- **EXCERPTED DATA**
start

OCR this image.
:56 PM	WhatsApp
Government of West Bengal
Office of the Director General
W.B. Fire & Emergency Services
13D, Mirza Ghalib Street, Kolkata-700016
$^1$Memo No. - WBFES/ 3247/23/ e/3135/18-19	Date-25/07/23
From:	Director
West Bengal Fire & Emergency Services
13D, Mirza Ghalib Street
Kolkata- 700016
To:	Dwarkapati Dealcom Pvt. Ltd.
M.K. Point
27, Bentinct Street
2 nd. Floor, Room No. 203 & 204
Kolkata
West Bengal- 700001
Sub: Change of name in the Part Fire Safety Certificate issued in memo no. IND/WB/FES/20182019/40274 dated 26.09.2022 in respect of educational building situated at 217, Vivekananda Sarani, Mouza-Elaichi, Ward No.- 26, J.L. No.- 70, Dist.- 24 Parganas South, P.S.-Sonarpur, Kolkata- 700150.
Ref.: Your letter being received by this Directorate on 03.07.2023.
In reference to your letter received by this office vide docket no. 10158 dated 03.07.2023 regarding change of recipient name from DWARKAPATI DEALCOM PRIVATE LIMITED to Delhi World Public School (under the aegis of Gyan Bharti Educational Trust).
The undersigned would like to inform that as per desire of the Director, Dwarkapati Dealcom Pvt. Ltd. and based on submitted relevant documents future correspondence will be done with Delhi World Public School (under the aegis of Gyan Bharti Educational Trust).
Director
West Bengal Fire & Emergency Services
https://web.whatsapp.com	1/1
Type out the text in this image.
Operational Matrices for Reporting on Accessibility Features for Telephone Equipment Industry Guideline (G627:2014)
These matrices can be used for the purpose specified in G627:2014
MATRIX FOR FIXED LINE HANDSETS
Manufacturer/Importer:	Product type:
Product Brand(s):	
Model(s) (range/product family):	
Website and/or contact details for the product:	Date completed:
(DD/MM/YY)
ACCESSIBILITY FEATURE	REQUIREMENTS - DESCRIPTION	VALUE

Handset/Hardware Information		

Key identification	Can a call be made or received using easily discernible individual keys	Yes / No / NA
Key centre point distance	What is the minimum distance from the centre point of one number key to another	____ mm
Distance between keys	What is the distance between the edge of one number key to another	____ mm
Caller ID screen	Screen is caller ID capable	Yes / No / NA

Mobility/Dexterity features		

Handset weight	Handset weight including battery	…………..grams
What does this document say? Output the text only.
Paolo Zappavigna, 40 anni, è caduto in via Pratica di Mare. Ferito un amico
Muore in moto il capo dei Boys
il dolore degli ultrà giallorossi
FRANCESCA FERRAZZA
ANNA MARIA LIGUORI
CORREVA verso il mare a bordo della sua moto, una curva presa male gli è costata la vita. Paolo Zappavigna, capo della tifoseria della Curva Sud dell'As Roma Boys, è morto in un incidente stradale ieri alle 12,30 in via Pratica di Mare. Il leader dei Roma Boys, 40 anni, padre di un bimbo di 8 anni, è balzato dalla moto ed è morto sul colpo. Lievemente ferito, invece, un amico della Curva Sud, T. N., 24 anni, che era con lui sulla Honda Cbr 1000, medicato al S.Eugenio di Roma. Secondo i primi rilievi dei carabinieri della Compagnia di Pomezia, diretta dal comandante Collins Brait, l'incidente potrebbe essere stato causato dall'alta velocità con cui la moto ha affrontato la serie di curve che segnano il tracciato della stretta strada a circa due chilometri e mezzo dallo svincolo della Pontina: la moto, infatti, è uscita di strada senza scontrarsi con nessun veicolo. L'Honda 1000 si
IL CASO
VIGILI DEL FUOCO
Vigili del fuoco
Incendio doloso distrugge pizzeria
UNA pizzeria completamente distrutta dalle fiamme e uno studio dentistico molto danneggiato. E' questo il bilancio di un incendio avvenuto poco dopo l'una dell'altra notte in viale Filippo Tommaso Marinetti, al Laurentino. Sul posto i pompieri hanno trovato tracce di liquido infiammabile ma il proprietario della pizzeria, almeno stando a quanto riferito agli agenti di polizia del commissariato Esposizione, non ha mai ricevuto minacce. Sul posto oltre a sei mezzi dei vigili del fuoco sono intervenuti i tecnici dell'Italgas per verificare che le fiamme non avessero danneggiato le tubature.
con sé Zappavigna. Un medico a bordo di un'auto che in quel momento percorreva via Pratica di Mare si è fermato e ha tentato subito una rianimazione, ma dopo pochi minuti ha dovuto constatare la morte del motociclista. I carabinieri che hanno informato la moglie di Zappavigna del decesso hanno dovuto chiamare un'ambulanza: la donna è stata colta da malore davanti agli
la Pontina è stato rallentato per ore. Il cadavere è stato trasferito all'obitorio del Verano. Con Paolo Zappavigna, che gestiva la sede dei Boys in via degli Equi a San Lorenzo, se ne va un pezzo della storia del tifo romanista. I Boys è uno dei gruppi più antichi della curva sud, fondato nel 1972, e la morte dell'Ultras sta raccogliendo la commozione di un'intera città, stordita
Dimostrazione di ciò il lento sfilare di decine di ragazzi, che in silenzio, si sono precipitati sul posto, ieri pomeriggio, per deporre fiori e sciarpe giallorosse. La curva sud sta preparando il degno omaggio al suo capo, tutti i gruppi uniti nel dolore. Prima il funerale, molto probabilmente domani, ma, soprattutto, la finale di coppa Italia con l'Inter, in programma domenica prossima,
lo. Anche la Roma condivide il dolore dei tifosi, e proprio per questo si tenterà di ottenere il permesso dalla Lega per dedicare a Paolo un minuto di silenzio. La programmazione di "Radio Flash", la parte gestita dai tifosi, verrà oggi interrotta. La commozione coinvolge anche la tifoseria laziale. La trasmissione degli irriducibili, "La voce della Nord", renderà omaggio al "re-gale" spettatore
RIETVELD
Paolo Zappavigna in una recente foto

end

- **CHALLENGE**
Copy out each line of the data where the string "questo" appears.

- **THE RESULT**
UNA pizzeria completamente distrutta dalle fiamme e uno studio dentistico molto danneggiato. E' questo il bilancio di un incendio avvenuto poco dopo l'una dell'altra notte in viale Filippo Tommaso Marinetti, al Laurentino. Sul posto i pompieri hanno trovato tracce di liquido infiammabile ma il proprietario della pizzeria, almeno stando a quanto riferito agli agenti di polizia del commissariato Esposizione, non ha mai ricevuto minacce. Sul posto oltre a sei mezzi dei vigili del fuoco sono intervenuti i tecnici dell'Italgas per verificare che le fiamme non avessero danneggiato le tubature.
lo. Anche la Roma condivide il dolore dei tifosi, e proprio per questo si tenterà di ottenere il permesso dalla Lega per dedicare a Paolo un minuto di silenzio. La programmazione di "Radio Flash", la parte gestita dai tifosi, verrà oggi interrotta. La commozione coinvolge anche la tifoseria laziale. La trasmissione degli irriducibili, "La voce della Nord", renderà omaggio al "re-gale" spettatore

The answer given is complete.